Lloyd Harvard Kincaid (May 8, 1925November 1, 2007) was an American politician who served as a member of the Wisconsin State Assembly and the Wisconsin State Senate.

Early life
Kincaid was born on May 8, 1925, in Sault Ste. Marie, Michigan. He graduated from high school in Crandon, Wisconsin.  At age 18, 1943, he enlisted in the United States Army for service in World War II.  After returning from the war, Kincaid worked as a cabinetmaker and grocer.

Political career 
From 1970 to 1973, he was a member of the Board of Directors of Nicolet Area Technical College, the city council of Crandon, Wisconsin, and a member of the Forest County Board of Supervisors.

In 1972, he was elected to his first term in the Wisconsin Legislature, when he was elected to represent the 36th district in the Wisconsin State Assembly.  Though originally elected as a Republican, and re-elected twice on the Republican ticket, in the middle of his third term, Kincaid switched parties and became a conservative Democrat.  He was disappointed with the way the Republican caucus had handled legislative negotiations over a change to the mining tax.  After his party-switch, he was re-elected three more times, including his narrow 1982 victory over fellow-incumbent Earl W. Schmidt, with whom he had been forced into a confrontation due to redistricting.
· · · ·
Write what comes next in the biography of Lloyd Harvard Kincaid, picking up right after its final sentence.
· · · ·
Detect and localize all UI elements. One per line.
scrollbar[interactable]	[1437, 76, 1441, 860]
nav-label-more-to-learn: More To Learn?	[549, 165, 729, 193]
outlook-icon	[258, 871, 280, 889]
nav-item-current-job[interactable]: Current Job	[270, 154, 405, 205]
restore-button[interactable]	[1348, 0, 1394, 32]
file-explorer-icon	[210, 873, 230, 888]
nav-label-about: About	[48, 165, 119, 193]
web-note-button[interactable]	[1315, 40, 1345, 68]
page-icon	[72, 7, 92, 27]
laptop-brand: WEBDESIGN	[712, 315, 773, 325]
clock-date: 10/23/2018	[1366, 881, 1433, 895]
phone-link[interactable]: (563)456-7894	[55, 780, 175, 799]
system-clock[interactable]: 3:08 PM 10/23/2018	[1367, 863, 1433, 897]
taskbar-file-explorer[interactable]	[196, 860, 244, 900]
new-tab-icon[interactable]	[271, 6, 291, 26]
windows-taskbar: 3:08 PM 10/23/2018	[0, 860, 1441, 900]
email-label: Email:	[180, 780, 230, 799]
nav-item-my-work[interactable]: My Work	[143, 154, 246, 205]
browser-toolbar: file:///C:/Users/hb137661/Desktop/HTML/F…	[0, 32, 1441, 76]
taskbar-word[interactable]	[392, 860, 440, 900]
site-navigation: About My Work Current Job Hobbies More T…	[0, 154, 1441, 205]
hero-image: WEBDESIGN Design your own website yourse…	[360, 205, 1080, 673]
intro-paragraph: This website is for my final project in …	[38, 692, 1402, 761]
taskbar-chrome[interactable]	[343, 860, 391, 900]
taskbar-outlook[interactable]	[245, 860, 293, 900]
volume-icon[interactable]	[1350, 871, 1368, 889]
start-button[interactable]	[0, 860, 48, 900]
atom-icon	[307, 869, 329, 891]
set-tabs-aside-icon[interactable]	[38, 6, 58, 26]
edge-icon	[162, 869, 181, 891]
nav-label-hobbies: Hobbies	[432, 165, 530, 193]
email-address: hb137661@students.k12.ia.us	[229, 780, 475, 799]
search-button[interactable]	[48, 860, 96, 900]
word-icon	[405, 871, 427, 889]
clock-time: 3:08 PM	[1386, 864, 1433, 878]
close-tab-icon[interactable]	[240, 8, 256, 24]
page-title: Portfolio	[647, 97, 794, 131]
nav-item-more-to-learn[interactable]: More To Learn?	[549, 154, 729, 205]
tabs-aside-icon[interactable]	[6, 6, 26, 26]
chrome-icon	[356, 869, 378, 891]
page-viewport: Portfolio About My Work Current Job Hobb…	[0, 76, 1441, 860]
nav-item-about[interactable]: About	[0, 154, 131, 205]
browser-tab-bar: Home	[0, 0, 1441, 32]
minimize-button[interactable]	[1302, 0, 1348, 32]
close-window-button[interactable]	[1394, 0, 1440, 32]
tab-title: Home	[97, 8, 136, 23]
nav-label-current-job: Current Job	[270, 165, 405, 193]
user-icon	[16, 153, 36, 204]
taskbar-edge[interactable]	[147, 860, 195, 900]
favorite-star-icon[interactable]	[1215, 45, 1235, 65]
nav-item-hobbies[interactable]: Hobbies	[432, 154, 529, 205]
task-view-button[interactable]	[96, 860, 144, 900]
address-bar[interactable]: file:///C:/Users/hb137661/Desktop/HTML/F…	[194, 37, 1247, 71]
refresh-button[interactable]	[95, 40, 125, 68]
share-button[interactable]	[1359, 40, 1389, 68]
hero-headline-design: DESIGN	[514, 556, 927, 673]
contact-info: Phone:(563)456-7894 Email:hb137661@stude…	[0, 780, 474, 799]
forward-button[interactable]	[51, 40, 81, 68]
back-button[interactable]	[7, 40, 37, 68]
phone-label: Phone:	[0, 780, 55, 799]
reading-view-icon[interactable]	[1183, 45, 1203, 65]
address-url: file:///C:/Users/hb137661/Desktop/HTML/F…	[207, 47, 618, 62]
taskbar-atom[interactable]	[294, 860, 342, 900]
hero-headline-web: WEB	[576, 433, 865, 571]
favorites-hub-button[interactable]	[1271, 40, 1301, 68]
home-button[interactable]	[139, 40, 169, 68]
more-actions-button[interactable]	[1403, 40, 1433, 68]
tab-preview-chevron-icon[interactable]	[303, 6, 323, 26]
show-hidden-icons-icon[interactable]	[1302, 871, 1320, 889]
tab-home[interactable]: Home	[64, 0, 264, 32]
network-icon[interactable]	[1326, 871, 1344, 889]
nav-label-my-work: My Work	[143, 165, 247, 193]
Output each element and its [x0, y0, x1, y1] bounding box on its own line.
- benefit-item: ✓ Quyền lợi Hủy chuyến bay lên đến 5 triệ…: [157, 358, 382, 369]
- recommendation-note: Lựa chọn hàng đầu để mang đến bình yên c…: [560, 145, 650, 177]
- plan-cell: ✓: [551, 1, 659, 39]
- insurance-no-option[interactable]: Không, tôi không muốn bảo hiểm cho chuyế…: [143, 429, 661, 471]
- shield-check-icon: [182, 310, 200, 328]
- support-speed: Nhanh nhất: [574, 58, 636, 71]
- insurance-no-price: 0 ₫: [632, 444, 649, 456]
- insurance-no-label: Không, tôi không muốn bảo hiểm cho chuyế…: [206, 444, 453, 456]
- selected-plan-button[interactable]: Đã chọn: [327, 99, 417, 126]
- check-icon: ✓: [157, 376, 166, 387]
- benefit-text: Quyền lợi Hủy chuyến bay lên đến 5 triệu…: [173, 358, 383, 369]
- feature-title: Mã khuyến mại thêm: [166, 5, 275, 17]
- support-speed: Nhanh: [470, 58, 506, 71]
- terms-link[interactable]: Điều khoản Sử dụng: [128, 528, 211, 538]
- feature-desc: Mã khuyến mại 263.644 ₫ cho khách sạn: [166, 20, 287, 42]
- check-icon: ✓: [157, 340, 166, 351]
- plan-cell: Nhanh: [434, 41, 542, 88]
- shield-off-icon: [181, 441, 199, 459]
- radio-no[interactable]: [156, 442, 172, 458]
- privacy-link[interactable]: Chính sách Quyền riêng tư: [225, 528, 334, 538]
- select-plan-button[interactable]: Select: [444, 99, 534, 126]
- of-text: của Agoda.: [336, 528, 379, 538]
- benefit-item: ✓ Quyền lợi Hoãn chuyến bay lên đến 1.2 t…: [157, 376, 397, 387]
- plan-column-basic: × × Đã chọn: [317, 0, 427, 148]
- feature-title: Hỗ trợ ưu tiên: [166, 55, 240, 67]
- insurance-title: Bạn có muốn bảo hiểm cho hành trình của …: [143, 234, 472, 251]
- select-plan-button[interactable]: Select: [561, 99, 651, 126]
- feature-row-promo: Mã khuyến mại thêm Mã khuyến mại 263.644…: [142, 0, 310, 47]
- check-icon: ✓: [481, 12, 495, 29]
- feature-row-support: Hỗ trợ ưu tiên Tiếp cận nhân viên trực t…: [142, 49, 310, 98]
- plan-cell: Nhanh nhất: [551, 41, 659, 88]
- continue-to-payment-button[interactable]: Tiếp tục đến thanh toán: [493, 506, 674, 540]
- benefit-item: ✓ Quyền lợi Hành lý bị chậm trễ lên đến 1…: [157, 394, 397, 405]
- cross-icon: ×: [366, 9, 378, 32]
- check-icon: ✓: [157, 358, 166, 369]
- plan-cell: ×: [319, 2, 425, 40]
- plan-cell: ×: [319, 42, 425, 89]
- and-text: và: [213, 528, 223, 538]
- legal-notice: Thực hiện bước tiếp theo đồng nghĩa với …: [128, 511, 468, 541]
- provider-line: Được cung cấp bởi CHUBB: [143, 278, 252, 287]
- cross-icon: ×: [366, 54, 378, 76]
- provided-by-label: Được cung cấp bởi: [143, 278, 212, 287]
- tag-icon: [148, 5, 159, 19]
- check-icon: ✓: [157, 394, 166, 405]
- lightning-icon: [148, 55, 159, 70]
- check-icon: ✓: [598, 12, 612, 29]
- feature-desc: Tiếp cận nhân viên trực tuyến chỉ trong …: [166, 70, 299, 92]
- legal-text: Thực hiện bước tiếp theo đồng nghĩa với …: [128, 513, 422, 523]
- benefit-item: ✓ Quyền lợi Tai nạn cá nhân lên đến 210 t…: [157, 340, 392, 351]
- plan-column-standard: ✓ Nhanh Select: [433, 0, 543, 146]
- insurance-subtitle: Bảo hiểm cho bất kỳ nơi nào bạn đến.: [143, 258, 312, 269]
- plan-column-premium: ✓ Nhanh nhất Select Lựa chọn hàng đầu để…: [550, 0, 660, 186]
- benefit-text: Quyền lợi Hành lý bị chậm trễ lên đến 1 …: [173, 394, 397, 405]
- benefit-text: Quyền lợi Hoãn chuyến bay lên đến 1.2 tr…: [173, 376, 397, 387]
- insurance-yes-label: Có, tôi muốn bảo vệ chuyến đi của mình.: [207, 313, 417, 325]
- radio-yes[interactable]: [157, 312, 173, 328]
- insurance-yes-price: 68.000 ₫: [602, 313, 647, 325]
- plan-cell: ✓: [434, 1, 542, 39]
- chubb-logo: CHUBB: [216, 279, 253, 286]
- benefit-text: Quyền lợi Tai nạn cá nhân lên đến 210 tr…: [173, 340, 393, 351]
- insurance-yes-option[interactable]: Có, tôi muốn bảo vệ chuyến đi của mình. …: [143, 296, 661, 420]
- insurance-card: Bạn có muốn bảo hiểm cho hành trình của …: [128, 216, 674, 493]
· · · ·
◆ Result below ◆
Shortly after the 1982 election, on December 15, 1982, incumbent state senator Clifford Krueger announced he would retire at the end of the year.  Kincaid won the April 1983 special election to fill the remainder of Krueger's term and was subsequently re-elected in 1984 and 1988.

Kincaid remained a member of the Senate until June 1990, when he resigned for health reasons.

Personal life 
Kincaid and his wife Kathleen were married for 55 years.  They had three sons and one daughter, and, at the time of his death, he had nine grandchildren and six great grandchildren.  He was a member of the American Legion and active in his local church.

He died on November 1, 2007, at his home in Crandon, Wisconsin.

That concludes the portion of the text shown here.